PASSAGE PROVIDED =>
════════════════════

FEBRUARY 8 (calendar day, FEBRUARY 9), 1917.-Ordered to be printed.

Mr. LANE, from the Committee on Irrigation and Reclamation of
Arid Lands, submitted the following


[To accompany S. 8044.]

The Committee on Irrigation and Reclamation of Arid Lands, to which was referred the bill (S. 8044) entitled "An act providing for the extension of time for the reclamation of certain lands in the State of Oregon under the Carey Act," report said bill favorably without amendment and recommend its passage.

A letter including a resolution of the Desert Land Board of the State of Oregon and the report of the Secretary of the Interior on said bill explain the purpose of the same, and to which reference is made in support of the prompt passage of this measure.

SALEM, OREG., December 20, 1916.

════════════════════

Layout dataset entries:

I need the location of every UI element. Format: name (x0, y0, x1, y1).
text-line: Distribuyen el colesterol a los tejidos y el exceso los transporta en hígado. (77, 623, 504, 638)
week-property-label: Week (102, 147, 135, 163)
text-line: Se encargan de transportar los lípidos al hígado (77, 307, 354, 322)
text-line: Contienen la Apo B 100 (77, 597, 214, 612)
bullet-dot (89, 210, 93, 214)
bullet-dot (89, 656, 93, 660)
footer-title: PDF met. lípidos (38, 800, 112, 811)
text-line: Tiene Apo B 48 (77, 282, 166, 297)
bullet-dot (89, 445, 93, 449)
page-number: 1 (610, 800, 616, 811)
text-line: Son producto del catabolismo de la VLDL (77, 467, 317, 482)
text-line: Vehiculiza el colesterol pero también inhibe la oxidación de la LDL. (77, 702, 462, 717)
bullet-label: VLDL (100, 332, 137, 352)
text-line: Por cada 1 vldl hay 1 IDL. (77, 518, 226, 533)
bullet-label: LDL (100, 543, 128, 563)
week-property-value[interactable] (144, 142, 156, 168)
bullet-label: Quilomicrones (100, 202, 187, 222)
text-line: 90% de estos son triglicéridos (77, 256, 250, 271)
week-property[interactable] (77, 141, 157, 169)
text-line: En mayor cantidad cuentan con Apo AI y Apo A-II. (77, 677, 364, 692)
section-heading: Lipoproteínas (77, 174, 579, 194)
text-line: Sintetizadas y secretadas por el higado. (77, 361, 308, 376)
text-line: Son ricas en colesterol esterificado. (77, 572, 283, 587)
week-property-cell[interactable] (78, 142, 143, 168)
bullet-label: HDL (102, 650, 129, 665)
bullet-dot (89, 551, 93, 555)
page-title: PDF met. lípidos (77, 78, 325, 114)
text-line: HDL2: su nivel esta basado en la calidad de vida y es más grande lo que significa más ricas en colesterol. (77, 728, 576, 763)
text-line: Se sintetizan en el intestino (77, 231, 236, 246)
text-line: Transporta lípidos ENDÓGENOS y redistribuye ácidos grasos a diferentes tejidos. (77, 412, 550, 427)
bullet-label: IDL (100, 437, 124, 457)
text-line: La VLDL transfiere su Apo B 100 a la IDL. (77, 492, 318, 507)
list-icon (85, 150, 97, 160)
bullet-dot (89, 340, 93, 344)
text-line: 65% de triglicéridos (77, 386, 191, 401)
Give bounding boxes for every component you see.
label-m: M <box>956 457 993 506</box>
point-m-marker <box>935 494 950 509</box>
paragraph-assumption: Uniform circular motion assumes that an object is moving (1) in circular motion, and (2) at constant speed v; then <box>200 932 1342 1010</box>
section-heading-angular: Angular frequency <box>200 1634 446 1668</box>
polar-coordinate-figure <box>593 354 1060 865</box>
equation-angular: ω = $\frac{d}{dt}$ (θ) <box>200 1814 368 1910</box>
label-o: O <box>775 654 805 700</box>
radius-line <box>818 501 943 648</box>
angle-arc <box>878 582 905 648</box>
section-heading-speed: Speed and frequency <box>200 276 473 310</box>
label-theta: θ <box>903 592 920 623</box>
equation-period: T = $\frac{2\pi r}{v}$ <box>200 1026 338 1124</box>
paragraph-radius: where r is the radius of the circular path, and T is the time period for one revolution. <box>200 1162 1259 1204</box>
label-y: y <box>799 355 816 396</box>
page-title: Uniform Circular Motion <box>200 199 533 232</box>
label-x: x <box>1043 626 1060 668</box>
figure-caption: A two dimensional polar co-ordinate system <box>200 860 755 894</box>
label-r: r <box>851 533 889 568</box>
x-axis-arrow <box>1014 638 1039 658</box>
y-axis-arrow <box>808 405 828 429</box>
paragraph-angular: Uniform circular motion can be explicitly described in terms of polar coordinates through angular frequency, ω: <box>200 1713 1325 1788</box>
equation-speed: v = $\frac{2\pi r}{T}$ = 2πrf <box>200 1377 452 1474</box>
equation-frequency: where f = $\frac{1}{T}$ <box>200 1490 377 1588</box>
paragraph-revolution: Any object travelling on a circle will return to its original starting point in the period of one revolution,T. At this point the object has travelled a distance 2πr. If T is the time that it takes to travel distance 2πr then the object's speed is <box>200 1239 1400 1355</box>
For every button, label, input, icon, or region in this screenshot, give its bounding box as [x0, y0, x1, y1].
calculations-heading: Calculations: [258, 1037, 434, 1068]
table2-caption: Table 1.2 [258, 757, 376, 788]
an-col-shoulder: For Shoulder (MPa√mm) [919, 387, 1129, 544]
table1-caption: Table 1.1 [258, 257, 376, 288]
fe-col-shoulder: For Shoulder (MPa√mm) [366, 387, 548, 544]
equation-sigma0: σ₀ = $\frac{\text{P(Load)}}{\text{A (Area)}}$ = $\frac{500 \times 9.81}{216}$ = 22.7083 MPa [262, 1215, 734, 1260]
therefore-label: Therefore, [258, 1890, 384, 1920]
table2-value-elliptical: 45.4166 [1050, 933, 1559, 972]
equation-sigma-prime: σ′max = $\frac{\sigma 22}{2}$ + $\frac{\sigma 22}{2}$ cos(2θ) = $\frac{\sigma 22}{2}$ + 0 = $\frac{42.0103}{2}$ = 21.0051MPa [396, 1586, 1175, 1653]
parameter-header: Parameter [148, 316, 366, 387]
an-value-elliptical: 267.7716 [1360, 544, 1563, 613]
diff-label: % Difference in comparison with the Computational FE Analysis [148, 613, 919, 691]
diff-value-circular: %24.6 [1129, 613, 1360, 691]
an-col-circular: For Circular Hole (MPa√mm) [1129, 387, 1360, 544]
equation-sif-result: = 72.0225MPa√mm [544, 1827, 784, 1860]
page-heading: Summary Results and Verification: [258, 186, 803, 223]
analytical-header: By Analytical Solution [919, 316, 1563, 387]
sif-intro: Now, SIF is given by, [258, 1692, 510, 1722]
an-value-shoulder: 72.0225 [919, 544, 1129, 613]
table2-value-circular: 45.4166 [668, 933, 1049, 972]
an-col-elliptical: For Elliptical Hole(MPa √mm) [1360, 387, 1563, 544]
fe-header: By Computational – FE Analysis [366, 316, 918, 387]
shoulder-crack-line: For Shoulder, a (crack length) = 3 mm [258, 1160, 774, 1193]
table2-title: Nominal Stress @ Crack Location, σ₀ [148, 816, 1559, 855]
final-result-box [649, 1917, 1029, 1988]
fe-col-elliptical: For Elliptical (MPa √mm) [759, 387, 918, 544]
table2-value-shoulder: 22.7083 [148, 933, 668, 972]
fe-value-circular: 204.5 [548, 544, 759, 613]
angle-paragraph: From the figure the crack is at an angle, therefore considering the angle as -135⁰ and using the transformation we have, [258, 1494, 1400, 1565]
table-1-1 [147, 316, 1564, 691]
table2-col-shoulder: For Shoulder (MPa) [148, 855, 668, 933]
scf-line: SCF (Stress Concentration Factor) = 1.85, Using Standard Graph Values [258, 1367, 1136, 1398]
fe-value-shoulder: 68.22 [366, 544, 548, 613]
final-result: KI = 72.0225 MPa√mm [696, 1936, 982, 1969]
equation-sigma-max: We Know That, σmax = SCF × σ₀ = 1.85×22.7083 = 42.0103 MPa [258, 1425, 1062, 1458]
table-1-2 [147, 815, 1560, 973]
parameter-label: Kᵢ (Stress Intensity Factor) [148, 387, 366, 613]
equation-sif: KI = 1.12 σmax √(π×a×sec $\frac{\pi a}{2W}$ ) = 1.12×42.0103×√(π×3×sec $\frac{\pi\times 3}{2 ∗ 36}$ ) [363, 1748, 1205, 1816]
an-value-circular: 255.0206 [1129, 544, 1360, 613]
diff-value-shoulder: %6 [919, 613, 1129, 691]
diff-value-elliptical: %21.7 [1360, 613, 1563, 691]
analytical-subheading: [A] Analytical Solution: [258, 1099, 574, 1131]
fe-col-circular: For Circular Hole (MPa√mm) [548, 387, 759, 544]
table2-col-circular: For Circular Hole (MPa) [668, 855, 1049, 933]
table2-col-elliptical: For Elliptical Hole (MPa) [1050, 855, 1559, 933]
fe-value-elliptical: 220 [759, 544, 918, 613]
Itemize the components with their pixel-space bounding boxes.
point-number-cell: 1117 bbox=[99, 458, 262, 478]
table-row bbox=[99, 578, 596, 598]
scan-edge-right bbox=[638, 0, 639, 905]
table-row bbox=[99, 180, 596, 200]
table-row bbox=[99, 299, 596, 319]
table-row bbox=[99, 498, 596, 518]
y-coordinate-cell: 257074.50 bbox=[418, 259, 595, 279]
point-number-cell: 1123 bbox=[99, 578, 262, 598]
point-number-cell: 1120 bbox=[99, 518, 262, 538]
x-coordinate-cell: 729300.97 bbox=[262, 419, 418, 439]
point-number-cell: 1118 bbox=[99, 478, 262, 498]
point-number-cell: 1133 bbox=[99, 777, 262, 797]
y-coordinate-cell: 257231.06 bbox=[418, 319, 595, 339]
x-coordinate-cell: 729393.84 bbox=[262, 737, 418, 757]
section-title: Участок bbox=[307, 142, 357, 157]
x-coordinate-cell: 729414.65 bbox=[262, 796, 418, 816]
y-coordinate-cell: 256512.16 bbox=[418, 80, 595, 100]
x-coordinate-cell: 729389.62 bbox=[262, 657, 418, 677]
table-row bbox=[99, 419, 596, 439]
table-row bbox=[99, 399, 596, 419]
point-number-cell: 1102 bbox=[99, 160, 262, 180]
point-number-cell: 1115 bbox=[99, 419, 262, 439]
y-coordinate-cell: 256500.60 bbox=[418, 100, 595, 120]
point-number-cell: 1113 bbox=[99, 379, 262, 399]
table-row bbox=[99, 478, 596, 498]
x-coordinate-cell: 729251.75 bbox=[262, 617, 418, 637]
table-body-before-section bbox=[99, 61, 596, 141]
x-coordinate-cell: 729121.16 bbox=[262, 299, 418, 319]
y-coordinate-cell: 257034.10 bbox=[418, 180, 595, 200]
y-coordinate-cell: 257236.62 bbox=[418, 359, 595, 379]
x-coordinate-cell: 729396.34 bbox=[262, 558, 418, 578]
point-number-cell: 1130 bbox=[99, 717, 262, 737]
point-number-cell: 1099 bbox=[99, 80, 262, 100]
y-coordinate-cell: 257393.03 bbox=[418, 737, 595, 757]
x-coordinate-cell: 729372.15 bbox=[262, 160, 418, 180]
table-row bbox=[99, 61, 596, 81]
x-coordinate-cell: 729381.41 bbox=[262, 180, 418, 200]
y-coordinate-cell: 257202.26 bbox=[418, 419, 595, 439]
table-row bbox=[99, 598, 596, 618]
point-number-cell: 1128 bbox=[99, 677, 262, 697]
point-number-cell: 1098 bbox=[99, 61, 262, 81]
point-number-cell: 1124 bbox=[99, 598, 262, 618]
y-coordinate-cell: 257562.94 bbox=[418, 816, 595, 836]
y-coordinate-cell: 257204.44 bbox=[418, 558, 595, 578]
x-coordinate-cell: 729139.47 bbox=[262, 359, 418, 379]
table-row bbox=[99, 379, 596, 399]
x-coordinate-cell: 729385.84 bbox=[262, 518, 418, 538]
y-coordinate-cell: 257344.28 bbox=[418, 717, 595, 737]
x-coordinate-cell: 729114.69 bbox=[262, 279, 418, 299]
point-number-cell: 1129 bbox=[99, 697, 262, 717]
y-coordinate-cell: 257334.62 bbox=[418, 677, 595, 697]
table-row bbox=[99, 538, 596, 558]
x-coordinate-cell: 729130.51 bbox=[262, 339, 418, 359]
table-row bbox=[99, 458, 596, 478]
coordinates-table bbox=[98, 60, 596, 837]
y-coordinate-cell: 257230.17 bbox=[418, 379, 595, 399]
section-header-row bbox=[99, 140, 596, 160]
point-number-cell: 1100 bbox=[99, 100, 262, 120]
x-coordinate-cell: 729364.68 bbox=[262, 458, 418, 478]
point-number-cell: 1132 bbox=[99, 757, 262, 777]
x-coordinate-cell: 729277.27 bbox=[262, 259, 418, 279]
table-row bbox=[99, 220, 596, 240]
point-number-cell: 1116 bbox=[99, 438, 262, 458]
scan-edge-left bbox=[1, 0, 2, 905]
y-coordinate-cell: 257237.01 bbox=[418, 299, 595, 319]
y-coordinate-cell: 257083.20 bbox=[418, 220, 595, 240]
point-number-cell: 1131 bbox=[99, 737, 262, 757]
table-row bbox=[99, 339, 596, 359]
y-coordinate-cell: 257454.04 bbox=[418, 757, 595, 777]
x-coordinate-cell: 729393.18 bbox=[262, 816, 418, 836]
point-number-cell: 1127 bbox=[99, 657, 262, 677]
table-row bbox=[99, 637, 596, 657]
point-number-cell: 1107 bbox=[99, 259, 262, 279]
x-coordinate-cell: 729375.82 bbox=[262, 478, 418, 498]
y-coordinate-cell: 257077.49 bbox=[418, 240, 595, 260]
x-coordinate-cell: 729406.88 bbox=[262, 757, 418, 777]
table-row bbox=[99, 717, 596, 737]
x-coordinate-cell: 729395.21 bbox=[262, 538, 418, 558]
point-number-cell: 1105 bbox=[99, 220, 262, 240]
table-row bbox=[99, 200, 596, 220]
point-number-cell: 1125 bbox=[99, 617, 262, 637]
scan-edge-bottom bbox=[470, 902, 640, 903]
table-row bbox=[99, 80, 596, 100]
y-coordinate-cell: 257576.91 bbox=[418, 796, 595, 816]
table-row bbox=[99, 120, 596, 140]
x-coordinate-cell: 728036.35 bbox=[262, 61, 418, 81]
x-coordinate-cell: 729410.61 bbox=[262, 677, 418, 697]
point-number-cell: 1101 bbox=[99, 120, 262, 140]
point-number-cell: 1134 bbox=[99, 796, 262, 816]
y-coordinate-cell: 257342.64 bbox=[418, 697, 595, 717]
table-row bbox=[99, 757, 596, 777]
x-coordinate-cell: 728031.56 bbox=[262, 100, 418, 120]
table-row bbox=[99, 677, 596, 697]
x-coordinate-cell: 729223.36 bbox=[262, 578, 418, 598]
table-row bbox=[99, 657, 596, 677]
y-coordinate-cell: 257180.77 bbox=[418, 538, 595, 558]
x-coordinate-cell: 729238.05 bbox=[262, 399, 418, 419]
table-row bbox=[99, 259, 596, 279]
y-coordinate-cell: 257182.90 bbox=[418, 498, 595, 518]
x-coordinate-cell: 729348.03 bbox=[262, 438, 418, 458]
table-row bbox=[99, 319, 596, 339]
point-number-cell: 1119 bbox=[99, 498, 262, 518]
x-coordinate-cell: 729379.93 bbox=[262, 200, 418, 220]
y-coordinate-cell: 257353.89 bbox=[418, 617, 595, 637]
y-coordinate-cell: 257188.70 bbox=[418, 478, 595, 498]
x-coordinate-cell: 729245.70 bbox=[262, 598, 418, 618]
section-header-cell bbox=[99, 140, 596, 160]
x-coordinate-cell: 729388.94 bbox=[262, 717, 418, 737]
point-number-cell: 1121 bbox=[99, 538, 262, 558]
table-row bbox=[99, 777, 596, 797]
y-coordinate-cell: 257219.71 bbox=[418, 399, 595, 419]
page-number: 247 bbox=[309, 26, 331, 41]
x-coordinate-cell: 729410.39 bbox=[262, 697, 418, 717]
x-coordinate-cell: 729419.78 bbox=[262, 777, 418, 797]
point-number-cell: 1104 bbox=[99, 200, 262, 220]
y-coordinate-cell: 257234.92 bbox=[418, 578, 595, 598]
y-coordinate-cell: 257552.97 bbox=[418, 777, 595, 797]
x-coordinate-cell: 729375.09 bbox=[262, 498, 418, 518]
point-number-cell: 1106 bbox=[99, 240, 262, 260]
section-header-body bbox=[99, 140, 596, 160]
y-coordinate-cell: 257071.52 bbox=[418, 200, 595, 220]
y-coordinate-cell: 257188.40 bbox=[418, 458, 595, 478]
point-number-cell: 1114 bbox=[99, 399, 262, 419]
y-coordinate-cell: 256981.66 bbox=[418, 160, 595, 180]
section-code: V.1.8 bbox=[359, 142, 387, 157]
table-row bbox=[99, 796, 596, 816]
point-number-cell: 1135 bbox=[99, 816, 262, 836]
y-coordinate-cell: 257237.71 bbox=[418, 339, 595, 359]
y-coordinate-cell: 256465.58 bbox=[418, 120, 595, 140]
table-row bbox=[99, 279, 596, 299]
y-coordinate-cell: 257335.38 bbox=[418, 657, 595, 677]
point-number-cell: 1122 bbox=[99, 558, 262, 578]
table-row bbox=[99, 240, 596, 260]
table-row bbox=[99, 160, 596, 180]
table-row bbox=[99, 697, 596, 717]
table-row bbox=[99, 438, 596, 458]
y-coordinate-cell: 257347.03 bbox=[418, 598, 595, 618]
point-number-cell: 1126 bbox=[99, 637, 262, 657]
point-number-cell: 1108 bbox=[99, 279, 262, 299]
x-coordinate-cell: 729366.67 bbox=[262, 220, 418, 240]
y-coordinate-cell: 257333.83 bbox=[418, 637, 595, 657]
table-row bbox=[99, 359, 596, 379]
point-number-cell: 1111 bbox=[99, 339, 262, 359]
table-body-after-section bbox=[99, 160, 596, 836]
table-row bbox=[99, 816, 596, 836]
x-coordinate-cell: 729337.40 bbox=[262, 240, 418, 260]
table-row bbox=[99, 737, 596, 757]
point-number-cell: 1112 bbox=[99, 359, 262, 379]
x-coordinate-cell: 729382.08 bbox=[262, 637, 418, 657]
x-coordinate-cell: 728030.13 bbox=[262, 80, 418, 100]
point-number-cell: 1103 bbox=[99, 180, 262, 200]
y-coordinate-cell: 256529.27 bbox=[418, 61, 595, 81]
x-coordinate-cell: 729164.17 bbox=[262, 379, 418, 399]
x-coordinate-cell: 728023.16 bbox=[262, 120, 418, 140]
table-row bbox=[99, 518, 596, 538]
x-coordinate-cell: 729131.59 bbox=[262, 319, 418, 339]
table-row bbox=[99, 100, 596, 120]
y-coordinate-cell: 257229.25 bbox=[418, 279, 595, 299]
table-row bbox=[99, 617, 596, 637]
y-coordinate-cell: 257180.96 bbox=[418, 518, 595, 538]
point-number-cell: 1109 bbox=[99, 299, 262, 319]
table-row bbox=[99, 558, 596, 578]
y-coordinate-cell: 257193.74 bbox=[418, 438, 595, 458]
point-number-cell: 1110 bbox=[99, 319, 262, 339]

════════════════════

DIRECTIVES =>
1: In the Senate report, what bill was referred to the committee?
2: Convert the records into a JSON list of strings, one string per line and no blank lines, starting at the first line of the records and going on through the line with "text-line: Se encargan".

COMPLETED EXERCISE =>
1: S. 8044

2:
[
  "I need the location of every UI element. Format: name (x0, y0, x1, y1).",
  "text-line: Distribuyen el colesterol a los tejidos y el exceso los transporta en hígado. (77, 623, 504, 638)",
  "week-property-label: Week (102, 147, 135, 163)",
  "text-line: Se encargan de transportar los lípidos al hígado (77, 307, 354, 322)"
]